Extracted records:

┄┄┄┄┄┄┄┄┄┄

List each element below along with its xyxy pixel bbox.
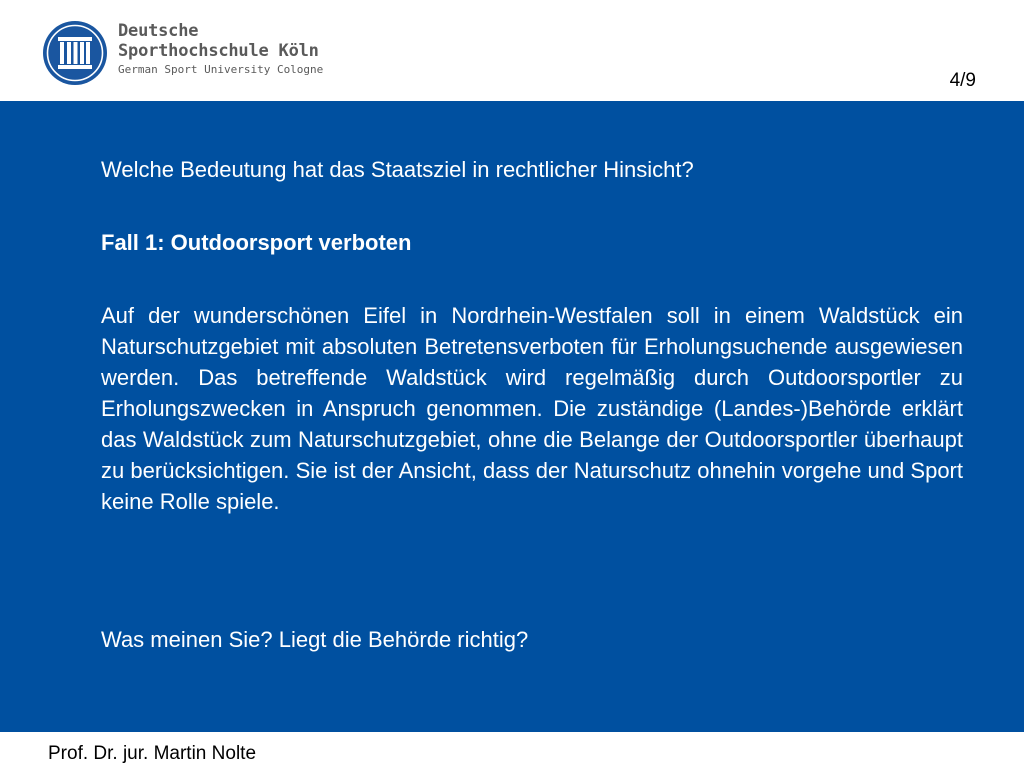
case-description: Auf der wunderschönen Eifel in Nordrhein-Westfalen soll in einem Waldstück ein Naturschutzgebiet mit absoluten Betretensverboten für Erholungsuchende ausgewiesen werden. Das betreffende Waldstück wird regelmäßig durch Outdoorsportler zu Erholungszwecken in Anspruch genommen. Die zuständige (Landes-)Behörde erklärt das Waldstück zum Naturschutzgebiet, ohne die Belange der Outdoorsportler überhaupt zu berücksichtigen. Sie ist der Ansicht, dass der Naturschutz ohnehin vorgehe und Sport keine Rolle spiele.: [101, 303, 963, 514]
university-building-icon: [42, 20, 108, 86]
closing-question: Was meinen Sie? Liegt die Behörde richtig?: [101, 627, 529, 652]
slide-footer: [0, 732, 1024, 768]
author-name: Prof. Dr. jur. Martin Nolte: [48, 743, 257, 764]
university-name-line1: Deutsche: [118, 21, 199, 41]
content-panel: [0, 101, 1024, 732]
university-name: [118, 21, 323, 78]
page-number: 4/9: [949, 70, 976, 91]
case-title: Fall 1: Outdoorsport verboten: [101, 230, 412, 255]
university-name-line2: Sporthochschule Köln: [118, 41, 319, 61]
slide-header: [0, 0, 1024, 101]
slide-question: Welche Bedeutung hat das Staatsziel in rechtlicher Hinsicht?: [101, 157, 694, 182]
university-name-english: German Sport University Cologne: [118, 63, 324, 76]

┄┄┄┄┄┄┄┄┄┄

WORK INSTRUCTION:
Whenever a line above contains "name", copy that line.

WORKED SOLUTION:
author-name: Prof. Dr. jur. Martin Nolte: [48, 743, 257, 764]
university-name-line1: Deutsche: [118, 21, 199, 41]
university-name: [118, 21, 323, 78]
university-name-line2: Sporthochschule Köln: [118, 41, 319, 61]
university-name-english: German Sport University Cologne: [118, 63, 324, 76]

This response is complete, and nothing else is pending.